Dataset records

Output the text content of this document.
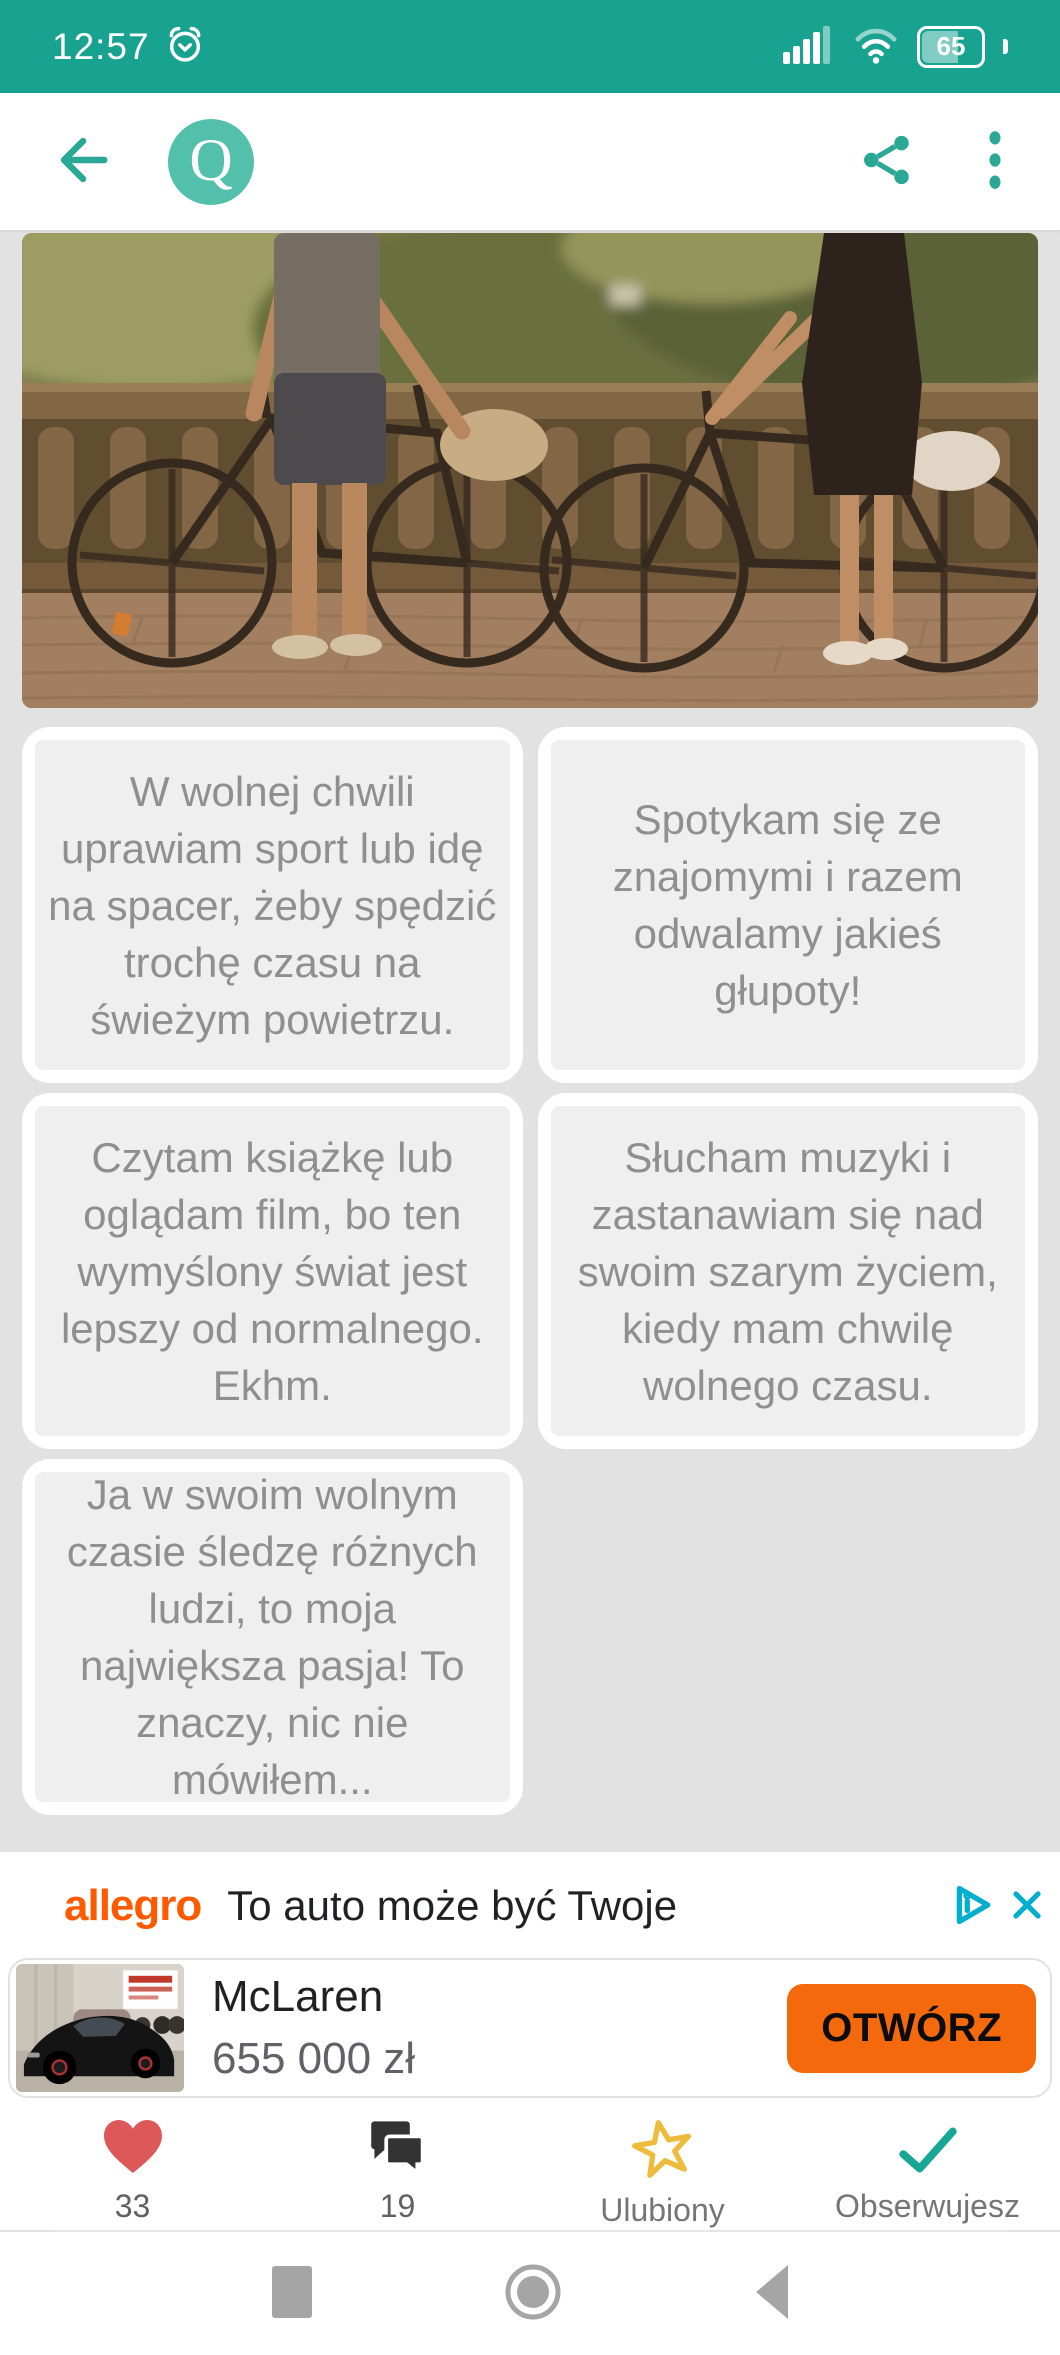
12:57	65
Q
W wolnej chwili uprawiam sport lub idę na spacer, żeby spędzić trochę czasu na świeżym powietrzu.
Spotykam się ze znajomymi i razem odwalamy jakieś głupoty!
Czytam książkę lub oglądam film, bo ten wymyślony świat jest lepszy od normalnego. Ekhm.
Słucham muzyki i zastanawiam się nad swoim szarym życiem, kiedy mam chwilę wolnego czasu.
Ja w swoim wolnym czasie śledzę różnych ludzi, to moja największa pasja! To znaczy, nic nie mówiłem...
allegro To auto może być Twoje
McLaren
655 000 zł
OTWÓRZ
33	19	Ulubiony	Obserwujesz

- DIRECTION
List each line of the records that holds the string "swoim".

- RESULT OF THE TASK
Słucham muzyki i zastanawiam się nad swoim szarym życiem, kiedy mam chwilę wolnego czasu.
Ja w swoim wolnym czasie śledzę różnych ludzi, to moja największa pasja! To znaczy, nic nie mówiłem...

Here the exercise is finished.